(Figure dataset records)
= = = = = = =

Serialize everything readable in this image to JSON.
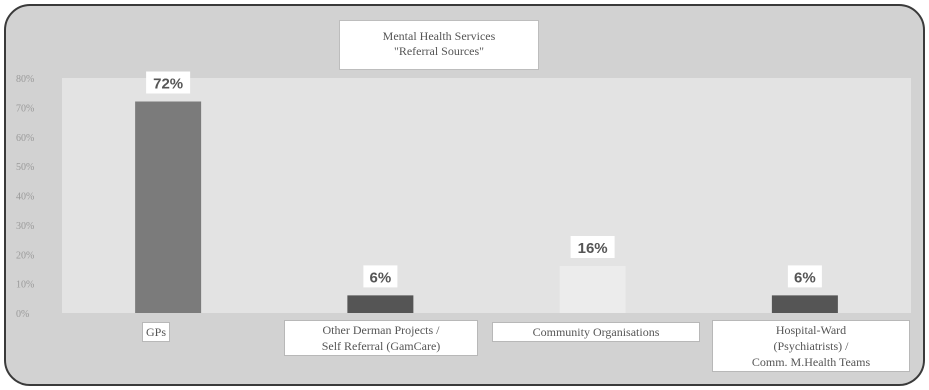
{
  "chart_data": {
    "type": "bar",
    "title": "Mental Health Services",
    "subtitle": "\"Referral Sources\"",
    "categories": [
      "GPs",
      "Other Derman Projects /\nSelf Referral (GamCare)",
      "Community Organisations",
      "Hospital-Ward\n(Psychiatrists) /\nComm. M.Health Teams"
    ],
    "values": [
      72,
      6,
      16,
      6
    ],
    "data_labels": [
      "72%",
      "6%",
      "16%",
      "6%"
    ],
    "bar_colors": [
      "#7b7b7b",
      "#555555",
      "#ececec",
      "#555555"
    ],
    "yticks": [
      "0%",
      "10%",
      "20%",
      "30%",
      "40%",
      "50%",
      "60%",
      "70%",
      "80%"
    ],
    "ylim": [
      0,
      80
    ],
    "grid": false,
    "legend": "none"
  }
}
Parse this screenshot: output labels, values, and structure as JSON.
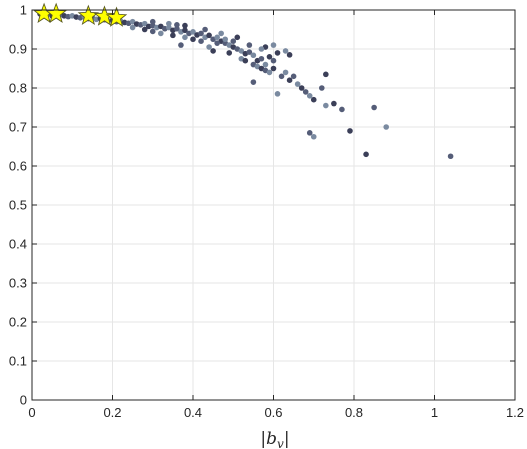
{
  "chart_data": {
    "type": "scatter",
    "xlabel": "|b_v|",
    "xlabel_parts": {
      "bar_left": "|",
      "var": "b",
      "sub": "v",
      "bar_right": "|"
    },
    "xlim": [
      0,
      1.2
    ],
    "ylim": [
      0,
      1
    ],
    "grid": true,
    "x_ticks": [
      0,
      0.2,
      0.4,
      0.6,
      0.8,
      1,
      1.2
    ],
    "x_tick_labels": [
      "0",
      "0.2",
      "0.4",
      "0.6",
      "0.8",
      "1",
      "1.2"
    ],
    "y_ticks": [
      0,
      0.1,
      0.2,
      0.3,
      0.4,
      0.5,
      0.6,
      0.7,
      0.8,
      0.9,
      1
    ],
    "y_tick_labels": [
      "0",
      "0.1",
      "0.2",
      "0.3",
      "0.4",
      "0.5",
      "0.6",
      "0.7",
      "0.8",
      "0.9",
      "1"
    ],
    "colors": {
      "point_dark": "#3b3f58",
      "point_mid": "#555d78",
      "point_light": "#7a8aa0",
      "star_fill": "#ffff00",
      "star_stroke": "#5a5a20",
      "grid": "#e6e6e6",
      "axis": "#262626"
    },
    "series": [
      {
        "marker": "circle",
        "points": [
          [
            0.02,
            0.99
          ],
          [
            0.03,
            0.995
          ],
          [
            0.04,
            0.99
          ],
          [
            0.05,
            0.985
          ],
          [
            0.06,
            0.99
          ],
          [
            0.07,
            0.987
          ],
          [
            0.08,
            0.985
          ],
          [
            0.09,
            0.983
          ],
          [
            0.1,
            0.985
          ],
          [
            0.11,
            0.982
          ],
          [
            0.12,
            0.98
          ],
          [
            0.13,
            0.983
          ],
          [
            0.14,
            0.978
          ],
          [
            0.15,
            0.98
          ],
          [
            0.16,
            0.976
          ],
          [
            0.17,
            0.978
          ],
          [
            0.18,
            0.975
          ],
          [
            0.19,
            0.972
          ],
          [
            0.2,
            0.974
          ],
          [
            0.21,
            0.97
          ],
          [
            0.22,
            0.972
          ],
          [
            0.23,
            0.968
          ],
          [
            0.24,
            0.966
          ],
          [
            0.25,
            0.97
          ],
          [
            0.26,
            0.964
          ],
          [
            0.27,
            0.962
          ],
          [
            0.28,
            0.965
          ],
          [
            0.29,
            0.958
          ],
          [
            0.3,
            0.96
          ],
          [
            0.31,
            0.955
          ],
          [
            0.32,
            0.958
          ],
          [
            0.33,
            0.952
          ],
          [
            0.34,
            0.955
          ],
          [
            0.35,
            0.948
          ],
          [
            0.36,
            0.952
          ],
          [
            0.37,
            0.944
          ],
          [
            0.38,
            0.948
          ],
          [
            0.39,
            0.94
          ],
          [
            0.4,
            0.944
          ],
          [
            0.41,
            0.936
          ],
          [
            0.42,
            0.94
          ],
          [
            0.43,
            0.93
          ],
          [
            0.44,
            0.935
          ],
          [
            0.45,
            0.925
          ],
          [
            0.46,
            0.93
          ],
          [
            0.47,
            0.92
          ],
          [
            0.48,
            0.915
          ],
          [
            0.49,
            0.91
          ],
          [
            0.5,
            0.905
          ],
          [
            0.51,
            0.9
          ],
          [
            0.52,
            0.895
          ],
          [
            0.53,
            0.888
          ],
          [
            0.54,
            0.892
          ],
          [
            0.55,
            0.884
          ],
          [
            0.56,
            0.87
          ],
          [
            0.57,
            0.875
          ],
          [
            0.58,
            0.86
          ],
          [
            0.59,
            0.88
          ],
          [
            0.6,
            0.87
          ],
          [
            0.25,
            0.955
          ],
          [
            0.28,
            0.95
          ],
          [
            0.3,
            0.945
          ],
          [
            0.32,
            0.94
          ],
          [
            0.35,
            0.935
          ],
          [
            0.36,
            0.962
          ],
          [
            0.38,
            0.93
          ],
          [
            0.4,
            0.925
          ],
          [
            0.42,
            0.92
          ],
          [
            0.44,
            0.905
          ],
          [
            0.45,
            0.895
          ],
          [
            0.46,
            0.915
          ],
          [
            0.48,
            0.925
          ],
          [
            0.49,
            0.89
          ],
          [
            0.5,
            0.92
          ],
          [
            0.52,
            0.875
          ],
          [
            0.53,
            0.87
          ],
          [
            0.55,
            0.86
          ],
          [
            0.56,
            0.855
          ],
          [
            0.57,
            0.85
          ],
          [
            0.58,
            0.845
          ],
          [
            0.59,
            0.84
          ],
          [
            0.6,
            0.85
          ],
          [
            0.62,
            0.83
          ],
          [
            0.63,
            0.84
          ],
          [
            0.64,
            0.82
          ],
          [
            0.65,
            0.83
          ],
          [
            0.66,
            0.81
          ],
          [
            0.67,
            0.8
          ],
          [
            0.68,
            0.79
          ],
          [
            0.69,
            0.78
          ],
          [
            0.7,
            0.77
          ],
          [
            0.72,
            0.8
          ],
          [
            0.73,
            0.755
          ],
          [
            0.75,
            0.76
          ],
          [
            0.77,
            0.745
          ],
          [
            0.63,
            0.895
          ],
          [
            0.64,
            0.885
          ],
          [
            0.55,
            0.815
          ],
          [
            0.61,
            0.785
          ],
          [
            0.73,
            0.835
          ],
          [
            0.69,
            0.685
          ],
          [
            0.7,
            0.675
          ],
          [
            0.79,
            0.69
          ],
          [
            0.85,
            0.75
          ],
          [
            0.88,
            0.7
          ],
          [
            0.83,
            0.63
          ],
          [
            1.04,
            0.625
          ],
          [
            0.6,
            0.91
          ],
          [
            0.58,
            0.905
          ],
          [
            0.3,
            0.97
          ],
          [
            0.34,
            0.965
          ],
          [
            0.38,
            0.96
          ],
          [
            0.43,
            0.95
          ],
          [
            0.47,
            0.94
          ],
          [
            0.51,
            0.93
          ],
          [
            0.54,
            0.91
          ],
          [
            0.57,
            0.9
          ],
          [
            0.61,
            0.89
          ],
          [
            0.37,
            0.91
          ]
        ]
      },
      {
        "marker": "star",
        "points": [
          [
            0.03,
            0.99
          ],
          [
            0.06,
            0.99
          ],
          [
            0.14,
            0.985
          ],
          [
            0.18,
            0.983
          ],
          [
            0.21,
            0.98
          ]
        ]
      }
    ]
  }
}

= = = = = = =

**WORK INSTRUCTIONS**
Filter the entries above down to the lines containing the word "JSON".

**EXPECTED ANSWER**
Serialize everything readable in this image to JSON.
Parse this screenshot: output labels, values, and structure as JSON.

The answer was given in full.